◆ **Stored data**:
++++++++
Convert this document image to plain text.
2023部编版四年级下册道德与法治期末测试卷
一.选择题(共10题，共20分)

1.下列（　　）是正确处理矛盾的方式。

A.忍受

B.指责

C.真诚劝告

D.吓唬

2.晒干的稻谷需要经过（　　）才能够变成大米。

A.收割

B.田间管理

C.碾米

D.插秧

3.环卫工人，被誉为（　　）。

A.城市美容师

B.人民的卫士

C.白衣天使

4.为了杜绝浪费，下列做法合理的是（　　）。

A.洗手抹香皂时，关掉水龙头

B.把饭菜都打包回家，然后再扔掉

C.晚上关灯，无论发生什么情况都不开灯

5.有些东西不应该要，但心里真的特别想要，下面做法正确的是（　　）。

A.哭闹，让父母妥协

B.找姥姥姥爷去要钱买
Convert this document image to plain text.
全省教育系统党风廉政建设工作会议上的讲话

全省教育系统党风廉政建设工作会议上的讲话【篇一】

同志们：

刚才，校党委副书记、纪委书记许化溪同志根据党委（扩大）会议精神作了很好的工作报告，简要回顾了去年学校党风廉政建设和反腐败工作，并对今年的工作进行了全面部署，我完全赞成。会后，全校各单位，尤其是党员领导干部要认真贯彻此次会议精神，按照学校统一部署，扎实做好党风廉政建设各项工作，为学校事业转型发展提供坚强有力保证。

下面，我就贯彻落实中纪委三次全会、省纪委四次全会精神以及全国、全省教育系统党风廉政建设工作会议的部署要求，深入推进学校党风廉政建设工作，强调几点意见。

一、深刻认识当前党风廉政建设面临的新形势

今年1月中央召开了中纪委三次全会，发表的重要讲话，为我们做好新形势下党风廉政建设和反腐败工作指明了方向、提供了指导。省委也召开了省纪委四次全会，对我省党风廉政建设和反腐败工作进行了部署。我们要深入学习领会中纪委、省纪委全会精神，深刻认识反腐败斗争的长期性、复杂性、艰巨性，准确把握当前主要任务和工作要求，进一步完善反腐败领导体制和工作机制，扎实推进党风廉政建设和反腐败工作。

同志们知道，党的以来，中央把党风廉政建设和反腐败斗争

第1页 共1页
++++++++
◆ **Job**:
Output all of the data again. Match it exactly.

◆ **Result of the exercise**:
Convert this document image to plain text.
2023部编版四年级下册道德与法治期末测试卷
一.选择题(共10题，共20分)

1.下列（　　）是正确处理矛盾的方式。

A.忍受

B.指责

C.真诚劝告

D.吓唬

2.晒干的稻谷需要经过（　　）才能够变成大米。

A.收割

B.田间管理

C.碾米

D.插秧

3.环卫工人，被誉为（　　）。

A.城市美容师

B.人民的卫士

C.白衣天使

4.为了杜绝浪费，下列做法合理的是（　　）。

A.洗手抹香皂时，关掉水龙头

B.把饭菜都打包回家，然后再扔掉

C.晚上关灯，无论发生什么情况都不开灯

5.有些东西不应该要，但心里真的特别想要，下面做法正确的是（　　）。

A.哭闹，让父母妥协

B.找姥姥姥爷去要钱买
Convert this document image to plain text.
全省教育系统党风廉政建设工作会议上的讲话

全省教育系统党风廉政建设工作会议上的讲话【篇一】

同志们：

刚才，校党委副书记、纪委书记许化溪同志根据党委（扩大）会议精神作了很好的工作报告，简要回顾了去年学校党风廉政建设和反腐败工作，并对今年的工作进行了全面部署，我完全赞成。会后，全校各单位，尤其是党员领导干部要认真贯彻此次会议精神，按照学校统一部署，扎实做好党风廉政建设各项工作，为学校事业转型发展提供坚强有力保证。

下面，我就贯彻落实中纪委三次全会、省纪委四次全会精神以及全国、全省教育系统党风廉政建设工作会议的部署要求，深入推进学校党风廉政建设工作，强调几点意见。

一、深刻认识当前党风廉政建设面临的新形势

今年1月中央召开了中纪委三次全会，发表的重要讲话，为我们做好新形势下党风廉政建设和反腐败工作指明了方向、提供了指导。省委也召开了省纪委四次全会，对我省党风廉政建设和反腐败工作进行了部署。我们要深入学习领会中纪委、省纪委全会精神，深刻认识反腐败斗争的长期性、复杂性、艰巨性，准确把握当前主要任务和工作要求，进一步完善反腐败领导体制和工作机制，扎实推进党风廉政建设和反腐败工作。

同志们知道，党的以来，中央把党风廉政建设和反腐败斗争

第1页 共1页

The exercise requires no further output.